Records from a collection of figures
BEGIN

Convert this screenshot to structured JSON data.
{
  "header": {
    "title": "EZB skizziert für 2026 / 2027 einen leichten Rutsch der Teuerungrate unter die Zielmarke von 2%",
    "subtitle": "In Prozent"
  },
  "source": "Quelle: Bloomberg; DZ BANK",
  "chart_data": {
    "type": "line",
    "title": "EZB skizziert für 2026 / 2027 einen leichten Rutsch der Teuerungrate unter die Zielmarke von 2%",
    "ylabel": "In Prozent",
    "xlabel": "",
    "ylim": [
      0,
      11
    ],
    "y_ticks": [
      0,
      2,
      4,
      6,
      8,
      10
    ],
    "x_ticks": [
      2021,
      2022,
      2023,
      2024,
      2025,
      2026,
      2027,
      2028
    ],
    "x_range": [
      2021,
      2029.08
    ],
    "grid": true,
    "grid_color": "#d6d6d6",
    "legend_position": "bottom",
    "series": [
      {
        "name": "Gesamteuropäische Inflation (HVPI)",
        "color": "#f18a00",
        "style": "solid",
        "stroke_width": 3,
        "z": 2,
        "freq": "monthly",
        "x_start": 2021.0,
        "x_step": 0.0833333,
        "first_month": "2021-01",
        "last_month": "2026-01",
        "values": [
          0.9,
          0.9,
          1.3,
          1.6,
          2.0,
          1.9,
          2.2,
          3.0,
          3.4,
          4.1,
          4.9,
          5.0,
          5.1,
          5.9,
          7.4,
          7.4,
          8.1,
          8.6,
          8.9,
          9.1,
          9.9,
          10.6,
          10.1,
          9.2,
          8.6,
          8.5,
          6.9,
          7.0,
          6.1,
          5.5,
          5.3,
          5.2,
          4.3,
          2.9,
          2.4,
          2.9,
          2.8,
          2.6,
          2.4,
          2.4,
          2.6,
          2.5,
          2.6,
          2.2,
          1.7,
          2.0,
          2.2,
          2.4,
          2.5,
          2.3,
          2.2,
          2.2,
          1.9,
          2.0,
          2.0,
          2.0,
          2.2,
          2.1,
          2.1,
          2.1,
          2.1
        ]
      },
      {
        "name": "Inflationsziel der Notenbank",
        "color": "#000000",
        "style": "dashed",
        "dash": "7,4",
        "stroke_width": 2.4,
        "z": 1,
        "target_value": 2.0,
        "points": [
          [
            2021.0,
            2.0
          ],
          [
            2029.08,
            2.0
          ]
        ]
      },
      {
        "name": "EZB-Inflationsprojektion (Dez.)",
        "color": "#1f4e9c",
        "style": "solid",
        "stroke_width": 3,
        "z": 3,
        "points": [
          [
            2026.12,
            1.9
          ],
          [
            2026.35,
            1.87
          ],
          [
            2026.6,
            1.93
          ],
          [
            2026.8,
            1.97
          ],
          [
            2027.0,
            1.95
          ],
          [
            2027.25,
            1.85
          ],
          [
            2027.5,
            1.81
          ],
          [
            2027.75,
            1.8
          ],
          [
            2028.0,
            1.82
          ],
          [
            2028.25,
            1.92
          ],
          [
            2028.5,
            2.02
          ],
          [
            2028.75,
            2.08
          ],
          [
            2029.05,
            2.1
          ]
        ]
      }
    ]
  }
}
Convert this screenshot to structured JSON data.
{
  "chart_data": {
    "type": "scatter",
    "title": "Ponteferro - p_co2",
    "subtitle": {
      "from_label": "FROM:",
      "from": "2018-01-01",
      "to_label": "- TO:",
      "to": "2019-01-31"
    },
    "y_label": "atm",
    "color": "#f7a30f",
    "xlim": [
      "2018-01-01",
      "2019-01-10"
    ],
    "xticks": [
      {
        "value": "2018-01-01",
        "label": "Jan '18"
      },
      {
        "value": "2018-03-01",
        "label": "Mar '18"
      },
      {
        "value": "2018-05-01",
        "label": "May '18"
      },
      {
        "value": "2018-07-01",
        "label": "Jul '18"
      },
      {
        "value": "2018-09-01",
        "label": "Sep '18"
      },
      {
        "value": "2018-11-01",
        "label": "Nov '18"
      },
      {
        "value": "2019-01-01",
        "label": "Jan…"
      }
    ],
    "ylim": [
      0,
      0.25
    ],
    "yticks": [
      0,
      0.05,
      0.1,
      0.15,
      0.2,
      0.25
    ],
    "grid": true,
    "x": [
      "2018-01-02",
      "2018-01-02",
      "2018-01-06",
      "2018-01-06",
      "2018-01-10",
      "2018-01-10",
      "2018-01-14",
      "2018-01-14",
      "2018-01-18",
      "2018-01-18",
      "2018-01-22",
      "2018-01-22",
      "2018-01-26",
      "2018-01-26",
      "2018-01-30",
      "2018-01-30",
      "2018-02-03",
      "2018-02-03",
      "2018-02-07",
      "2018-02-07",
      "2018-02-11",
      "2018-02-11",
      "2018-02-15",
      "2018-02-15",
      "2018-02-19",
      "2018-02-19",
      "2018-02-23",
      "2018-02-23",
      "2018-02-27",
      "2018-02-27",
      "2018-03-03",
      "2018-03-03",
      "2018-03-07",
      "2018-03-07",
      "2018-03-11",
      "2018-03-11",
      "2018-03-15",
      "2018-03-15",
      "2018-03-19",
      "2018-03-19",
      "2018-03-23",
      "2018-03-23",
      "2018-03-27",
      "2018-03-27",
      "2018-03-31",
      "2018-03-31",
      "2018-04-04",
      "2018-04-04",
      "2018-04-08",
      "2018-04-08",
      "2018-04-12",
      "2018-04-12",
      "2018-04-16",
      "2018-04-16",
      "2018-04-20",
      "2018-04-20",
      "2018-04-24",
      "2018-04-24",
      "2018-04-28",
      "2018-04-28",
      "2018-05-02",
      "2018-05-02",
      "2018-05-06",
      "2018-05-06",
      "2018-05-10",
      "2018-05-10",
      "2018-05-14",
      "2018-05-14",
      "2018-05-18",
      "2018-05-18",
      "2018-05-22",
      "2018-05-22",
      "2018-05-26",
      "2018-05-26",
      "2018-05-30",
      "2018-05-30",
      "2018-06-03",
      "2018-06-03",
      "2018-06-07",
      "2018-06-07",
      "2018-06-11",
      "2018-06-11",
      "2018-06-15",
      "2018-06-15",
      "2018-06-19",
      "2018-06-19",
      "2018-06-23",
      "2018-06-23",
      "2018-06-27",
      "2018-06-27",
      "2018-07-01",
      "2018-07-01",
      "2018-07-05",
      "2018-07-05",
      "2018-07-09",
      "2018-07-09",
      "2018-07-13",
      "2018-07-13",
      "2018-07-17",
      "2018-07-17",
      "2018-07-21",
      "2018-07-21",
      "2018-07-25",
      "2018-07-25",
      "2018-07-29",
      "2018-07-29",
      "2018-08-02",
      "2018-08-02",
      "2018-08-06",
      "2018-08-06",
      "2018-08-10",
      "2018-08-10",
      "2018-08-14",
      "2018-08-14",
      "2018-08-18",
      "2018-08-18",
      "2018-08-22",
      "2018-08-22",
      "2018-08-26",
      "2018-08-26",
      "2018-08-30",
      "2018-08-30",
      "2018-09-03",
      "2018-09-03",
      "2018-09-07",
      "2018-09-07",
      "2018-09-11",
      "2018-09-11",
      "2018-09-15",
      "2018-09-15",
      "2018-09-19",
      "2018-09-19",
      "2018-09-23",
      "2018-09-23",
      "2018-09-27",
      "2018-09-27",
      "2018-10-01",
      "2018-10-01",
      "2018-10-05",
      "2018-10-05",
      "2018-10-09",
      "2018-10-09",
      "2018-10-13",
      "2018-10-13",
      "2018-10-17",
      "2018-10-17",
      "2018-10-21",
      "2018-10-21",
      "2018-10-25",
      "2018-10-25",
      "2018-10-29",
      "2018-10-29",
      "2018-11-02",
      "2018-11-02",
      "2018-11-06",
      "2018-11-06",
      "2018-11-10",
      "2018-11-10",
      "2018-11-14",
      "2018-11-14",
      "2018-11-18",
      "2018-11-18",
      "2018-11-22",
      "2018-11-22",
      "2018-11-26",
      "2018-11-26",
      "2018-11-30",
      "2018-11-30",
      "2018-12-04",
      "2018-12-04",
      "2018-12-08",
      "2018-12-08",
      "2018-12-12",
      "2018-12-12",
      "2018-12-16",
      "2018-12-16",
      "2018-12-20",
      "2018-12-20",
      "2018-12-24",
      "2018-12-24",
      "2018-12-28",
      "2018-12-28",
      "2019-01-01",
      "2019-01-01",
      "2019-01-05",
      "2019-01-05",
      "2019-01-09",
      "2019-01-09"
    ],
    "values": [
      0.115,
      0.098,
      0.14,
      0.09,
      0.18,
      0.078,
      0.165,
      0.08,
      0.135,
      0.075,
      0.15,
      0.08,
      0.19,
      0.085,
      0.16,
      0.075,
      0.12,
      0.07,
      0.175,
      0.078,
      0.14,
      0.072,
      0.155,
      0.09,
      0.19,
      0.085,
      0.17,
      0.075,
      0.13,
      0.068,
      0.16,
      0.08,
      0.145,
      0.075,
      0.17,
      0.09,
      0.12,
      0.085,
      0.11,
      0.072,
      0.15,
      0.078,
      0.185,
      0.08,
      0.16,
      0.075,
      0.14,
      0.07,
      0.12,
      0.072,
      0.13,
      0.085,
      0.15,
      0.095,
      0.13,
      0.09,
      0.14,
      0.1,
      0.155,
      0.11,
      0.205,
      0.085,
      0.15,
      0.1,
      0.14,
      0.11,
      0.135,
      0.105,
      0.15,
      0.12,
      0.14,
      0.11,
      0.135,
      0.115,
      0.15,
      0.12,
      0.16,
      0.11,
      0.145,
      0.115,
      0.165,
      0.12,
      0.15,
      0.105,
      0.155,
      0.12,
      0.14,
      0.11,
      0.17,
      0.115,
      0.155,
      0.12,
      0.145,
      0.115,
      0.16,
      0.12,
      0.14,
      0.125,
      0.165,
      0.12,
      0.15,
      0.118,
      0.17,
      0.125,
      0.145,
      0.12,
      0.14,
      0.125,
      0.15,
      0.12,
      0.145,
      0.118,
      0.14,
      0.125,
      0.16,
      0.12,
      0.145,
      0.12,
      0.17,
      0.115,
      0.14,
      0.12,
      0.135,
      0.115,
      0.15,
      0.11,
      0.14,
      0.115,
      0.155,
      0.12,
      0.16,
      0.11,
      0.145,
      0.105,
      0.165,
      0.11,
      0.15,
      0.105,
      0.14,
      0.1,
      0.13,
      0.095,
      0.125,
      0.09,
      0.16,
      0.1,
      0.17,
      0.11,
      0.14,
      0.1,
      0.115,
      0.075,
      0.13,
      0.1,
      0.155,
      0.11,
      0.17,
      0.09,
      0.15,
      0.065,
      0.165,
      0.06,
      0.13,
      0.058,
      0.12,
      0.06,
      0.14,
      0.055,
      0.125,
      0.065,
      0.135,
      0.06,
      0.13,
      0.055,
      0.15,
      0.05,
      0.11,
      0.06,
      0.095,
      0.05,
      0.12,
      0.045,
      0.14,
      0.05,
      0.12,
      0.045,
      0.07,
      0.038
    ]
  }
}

END

Short task:
Copy out every line that includes the word "Prozent".

The result:
    "subtitle": "In Prozent"
    "ylabel": "In Prozent",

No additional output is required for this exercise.